▶ **Exercise instructions**
**A.** Copy the part of the post about growing a list of lists from "2014-09-08 Thread JBB" to "in circles today." with no changes.
**B.** According to the post about growing a list of lists, what is the example list a reduced representation of?

2014-09-08 Thread JBB
I have a list with a fixed number of elements which I need to grow; ie. add
rows of a fixed number of elements, some of which will be blank.  

e.g. [['a','b','c','d'], ['A','B','C','D'], ['', 'aa', 'inky', ''], ['',
'bb', 'binky', ''], ... ]

This is a reduced representation of a larger list-of-lists problem that had
me running in circles today.  

I think I figured out _how_ to get what I want but I am looking to
understand why one approach works and another doesn't.

1) What does NOT work as desired:

proc_file = []
proc_file = [['a','b','c','d']]
proc_file.append(['A','B','C','D'])
blank_r = ['','','','']

qq = ['aa','bb','cc','dd']
rr = ['inky', 'binky', 'pinky', 'clyde']

for i,j in enumerate(zip(qq,rr)):
proc_file.append((blank_r))  # Add a row of blanks
proc_file[i+2][1] = j[0]
proc_file[i+2][2] = j[1]
print len(proc_file), blank_r, proc_file

print
print
proc_file

3 ['', 'aa', 'inky', ''] [['a', 'b', 'c', 'd'], ['A', 'B', 'C', 'D'], ['',
'aa', 'inky', '']]
4 ['', 'bb', 'binky', ''] [['a', 'b', 'c', 'd'], ['A', 'B', 'C', 'D'], ['',
'bb', 'binky', ''], ['', 'bb', 'binky', '']]
5 ['', 'cc', 'pinky', ''] [['a', 'b', 'c', 'd'], ['A', 'B', 'C', 'D'], ['',
'cc', 'pinky', ''], ['', 'cc', 'pinky', ''], ['', 'cc', 'pinky', '']]
6 ['', 'dd', 'clyde', ''] [['a', 'b', 'c', 'd'], ['A', 'B', 'C', 'D'], ['',
'dd', 'clyde', ''], ['', 'dd', 'clyde', ''], ['', 'dd', 'clyde', ''], ['',
'dd', 'clyde', '']]


Out[82]:

[['a', 'b', 'c', 'd'],
 ['A', 'B', 'C', 'D'],
 ['', 'dd', 'clyde', ''],
 ['', 'dd', 'clyde', ''],
 ['', 'dd', 'clyde', ''],
 ['', 'dd', 'clyde', '']]

2) What works as desired:

proc_file = []
proc_file = [['a','b','c','d']]
proc_file.append(['A','B','C','D'])

[Dataset excerpts]
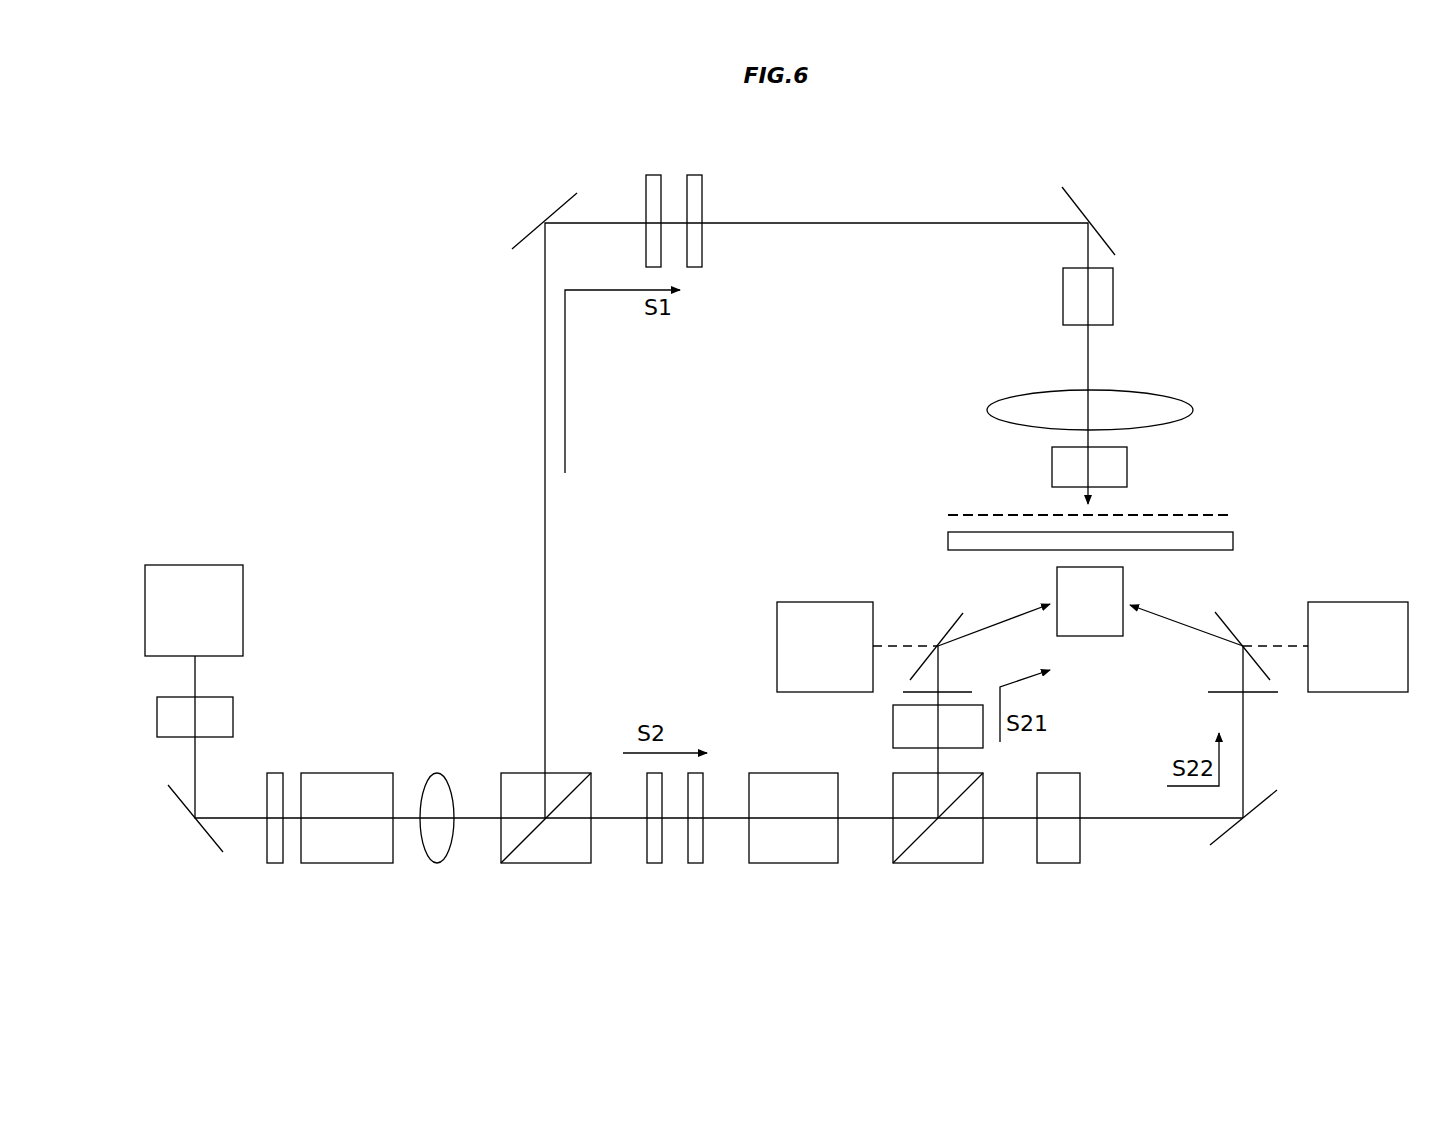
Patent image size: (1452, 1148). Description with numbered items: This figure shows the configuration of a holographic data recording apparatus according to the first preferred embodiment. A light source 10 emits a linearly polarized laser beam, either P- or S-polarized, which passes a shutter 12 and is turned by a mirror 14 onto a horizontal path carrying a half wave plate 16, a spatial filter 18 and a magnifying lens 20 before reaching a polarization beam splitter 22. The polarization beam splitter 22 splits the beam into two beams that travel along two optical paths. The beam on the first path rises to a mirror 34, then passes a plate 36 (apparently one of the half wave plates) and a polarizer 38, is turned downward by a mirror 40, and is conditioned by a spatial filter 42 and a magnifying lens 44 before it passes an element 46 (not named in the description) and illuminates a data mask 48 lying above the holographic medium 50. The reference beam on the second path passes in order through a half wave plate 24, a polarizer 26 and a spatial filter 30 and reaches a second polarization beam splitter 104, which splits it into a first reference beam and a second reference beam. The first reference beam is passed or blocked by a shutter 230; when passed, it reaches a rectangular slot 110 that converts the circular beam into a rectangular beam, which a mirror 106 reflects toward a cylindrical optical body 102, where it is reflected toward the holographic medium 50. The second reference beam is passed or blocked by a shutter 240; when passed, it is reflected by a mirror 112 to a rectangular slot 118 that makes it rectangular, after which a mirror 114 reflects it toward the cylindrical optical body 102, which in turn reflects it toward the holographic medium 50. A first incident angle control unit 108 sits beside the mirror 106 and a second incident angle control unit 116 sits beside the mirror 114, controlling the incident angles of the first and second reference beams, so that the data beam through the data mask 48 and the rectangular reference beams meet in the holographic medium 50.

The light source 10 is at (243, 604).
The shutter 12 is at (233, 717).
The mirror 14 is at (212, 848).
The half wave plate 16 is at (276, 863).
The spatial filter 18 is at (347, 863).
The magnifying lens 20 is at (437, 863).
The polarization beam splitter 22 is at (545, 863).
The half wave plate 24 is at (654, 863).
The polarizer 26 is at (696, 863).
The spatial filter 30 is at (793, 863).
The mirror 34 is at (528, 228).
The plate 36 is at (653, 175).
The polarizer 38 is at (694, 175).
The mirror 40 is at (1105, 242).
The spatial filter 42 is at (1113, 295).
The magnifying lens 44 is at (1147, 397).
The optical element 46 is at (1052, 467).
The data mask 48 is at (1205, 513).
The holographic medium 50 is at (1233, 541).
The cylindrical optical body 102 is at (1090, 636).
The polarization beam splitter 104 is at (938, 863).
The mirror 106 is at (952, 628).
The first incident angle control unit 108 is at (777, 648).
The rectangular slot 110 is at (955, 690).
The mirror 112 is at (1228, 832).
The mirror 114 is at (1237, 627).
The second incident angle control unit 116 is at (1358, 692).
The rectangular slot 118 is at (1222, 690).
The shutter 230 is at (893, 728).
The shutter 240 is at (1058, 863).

▶ **Outputs in order**
**A.**
2014-09-08 Thread JBB
I have a list with a fixed number of elements which I need to grow; ie. add
rows of a fixed number of elements, some of which will be blank.  

e.g. [['a','b','c','d'], ['A','B','C','D'], ['', 'aa', 'inky', ''], ['',
'bb', 'binky', ''], ... ]

This is a reduced representation of a larger list-of-lists problem that had
me running in circles today.

**B.** A larger list-of-lists problem.